TESTO DELLA PAGINA:
■ ■ ■ ■ ■

L’Istat rileva i danni di una politica che ignora la famiglia

Il rilancio del Paese riparta dalla persona

Sono trascorsi ormai quasi 25 anni, ma ricordo ancora il giro tra tutti i possibili uffici comunali, delle tasse e della motorizzazione, per una mia richiesta che mi fu negata, senza possibilità di discussione o deroga. Eppure sapevo che prima di me il precedente proprietario era stato esonerato dal pagare il superbollo (che ne volete sapere voi giovani della fantasia che si è scatenata negli anni sul tema delle tasse!) per quel vecchio pulmino Caravelle ad uso promiscuo (che vuol dire per trasporto di  persone e cose).

Lui ci trasportava pomodori, io i  miei quattro (allora) figli. Provai a chiedere di equiparare ognuno dei pargoli ad una cassa di pomodori. Me ne sarei assunta la responsabilità. Ma la legge non lo prevedeva, e quindi dovetti pagare quel surplus di tassa. Oggi l’Istat (leggi qui l’articolo sui dati dell’invecchiamento dell’Italia) con l’allarme per il crollo della natalità fotografa una situazione che ha origini proprio nell’accanimento perseguito con costanza e coerenza da tutti i tipi di Governo, nell’ignorare e umiliare la famiglia. Fino ad oggi. Umiliare, sì perché ancora mi risuonano le parole che io ero un costo sociale con i miei cinque figli, dette da persone che ricoprivano anche qualche ruolo politico in parti teoricamente verso il popolo.

Ogni tipo di Governo si è accanito con costanza nell’umiliare la famiglia

Umiliare perché è questo il concedere contributi come gli assegni familiari ed altre quisquilie, come elemosina in base a fasce di reddito, e non come ricoscimento del valore e condizione della famiglia. Riconoscimento sarebbe pagare le tasse sulla ricchezza: guadagni mille, siete in tre, avanzano trecento, su queste si pagano le tasse; siete in cinque, avanzano cento, le tasse sono su queste… Troppo semplice. Ma è un rovesciamento di mentalità,  senza il quale le preoccupazioni per futuro sono pura retorica.

I contributi sono concepiti come un’elemosina e non come un riconoscimento al valore della famiglia

L’Istat dice pure della diminuzione dell’aspettativa di vita (comunque sempre molto alta): tanto di guadagnato per l’Inps. Forse si potrà riparlare delle pensioni. Mi dispiacerà sinceramente andarci, ma sarà il caso di pensare seriamente a inserire i giovani, prima che diventino vecchi senza poter iniziare a lavorare? Se ci sono nonni a spasso forse c’è più possibilità e voglia di fare figli… Senza però dimenticare che la molla principale per rimettere in moto la persona, qualunque situazione viva, è la voglia di comunicare la speranza per cui vive. Solo se si muove la persona si può rilanciare l’intero Paese.

■ ■ ■ ■ ■

INFORMAZIONI MOSTRATE:

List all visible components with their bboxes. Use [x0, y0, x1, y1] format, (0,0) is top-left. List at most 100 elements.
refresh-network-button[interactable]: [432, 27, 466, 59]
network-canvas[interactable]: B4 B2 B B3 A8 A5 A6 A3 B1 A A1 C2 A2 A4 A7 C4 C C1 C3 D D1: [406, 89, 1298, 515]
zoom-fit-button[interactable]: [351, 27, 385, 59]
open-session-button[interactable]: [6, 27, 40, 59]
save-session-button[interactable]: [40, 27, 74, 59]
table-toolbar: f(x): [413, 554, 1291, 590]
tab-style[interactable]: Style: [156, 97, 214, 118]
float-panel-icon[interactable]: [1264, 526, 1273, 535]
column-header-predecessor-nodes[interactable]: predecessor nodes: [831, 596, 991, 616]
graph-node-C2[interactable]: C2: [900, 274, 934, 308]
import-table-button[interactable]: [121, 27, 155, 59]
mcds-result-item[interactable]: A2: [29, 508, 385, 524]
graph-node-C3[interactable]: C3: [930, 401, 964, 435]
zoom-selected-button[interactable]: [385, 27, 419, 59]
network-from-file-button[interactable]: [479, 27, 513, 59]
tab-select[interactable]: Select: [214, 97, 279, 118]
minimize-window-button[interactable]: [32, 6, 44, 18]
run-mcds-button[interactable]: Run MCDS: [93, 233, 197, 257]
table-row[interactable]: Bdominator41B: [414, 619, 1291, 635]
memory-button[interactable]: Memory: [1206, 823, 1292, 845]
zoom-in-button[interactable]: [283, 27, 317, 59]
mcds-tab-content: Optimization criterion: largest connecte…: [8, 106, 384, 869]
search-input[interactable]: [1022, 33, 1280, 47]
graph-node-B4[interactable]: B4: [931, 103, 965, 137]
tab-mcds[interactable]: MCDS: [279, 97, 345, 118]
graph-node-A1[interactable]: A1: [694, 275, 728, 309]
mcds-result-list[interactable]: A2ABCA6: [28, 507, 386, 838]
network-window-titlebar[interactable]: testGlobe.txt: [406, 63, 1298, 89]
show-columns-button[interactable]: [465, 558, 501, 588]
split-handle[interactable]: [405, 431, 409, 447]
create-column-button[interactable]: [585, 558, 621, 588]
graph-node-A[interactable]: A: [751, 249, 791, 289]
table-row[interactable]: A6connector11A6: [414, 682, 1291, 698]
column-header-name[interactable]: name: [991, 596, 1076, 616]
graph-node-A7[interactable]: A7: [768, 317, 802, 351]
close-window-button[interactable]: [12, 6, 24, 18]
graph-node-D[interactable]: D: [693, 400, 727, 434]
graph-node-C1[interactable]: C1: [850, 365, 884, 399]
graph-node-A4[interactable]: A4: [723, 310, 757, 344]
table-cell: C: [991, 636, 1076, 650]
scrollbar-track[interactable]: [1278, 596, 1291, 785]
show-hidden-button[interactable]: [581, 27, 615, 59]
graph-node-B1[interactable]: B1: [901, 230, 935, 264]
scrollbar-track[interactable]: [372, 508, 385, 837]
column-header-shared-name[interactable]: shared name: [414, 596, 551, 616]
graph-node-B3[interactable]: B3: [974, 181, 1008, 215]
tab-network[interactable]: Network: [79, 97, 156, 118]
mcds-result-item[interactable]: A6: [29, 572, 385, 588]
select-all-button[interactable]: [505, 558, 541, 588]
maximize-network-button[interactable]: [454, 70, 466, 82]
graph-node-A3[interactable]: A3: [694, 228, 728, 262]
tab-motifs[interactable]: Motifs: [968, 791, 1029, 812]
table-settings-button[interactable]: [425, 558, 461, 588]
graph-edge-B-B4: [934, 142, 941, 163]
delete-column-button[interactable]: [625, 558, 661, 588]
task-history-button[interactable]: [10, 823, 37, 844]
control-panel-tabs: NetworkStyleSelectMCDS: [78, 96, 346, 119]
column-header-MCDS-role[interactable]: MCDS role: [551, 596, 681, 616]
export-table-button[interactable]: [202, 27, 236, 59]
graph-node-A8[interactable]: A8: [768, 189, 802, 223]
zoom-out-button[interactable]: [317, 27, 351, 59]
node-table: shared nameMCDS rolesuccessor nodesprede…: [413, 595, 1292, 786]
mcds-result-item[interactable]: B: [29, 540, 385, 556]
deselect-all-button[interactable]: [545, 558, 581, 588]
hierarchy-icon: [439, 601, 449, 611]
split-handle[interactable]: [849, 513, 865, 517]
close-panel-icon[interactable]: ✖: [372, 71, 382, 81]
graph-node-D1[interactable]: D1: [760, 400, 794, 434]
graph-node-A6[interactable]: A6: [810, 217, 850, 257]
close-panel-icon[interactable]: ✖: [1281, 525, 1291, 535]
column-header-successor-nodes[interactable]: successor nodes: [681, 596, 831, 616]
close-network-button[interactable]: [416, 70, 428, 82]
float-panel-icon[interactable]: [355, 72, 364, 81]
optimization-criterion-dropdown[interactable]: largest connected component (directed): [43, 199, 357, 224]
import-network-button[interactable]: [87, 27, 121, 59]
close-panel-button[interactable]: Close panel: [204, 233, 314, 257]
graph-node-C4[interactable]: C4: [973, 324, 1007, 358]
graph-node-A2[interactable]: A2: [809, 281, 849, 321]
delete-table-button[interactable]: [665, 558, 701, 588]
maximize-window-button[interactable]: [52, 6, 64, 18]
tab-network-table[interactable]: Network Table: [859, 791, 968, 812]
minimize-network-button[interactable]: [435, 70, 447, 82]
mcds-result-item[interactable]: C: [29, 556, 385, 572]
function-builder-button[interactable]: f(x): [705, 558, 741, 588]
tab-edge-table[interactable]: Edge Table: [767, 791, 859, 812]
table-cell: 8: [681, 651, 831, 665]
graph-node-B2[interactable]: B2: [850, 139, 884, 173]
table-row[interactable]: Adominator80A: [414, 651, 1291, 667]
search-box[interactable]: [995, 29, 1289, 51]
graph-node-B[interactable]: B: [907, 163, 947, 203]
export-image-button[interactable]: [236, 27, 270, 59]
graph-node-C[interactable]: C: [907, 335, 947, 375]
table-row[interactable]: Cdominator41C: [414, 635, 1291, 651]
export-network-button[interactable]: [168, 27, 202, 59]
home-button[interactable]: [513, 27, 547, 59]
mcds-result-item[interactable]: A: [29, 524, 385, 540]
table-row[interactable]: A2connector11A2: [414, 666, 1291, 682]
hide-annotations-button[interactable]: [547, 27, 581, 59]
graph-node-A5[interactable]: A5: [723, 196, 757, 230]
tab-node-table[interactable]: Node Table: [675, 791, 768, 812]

■ ■ ■ ■ ■

CONSEGNA 1:
Puoi riscrivere sotto forma di elenco puntato il paragrafo dell'articolo che comincia con «Umiliare perché è questo il concedere», conservandone i fatti principali?
CONSEGNA 2:
Ritrascrivi dall'articolo tutto il testo che va da «Lui ci trasportava» giù fino a «verso il popolo.».

SOLUZIONE 1:
- Contributi come gli assegni familiari e altre misure minori sono concessi come elemosina, in base a fasce di reddito. Non riconoscono il valore e la condizione della famiglia, e per questo umiliano.
- Un vero riconoscimento sarebbe tassare solo la ricchezza che resta. Se si guadagna mille e si è in tre, avanzano trecento e si pagano le tasse su quelli. Se si è in cinque, avanzano cento e si tassano quelli.
- Serve un rovesciamento di mentalità. Senza di esso, le preoccupazioni per il futuro sono pura retorica.

SOLUZIONE 2:
Lui ci trasportava pomodori, io i  miei quattro (allora) figli. Provai a chiedere di equiparare ognuno dei pargoli ad una cassa di pomodori. Me ne sarei assunta la responsabilità. Ma la legge non lo prevedeva, e quindi dovetti pagare quel surplus di tassa. Oggi l’Istat (leggi qui l’articolo sui dati dell’invecchiamento dell’Italia) con l’allarme per il crollo della natalità fotografa una situazione che ha origini proprio nell’accanimento perseguito con costanza e coerenza da tutti i tipi di Governo, nell’ignorare e umiliare la famiglia. Fino ad oggi. Umiliare, sì perché ancora mi risuonano le parole che io ero un costo sociale con i miei cinque figli, dette da persone che ricoprivano anche qualche ruolo politico in parti teoricamente verso il popolo.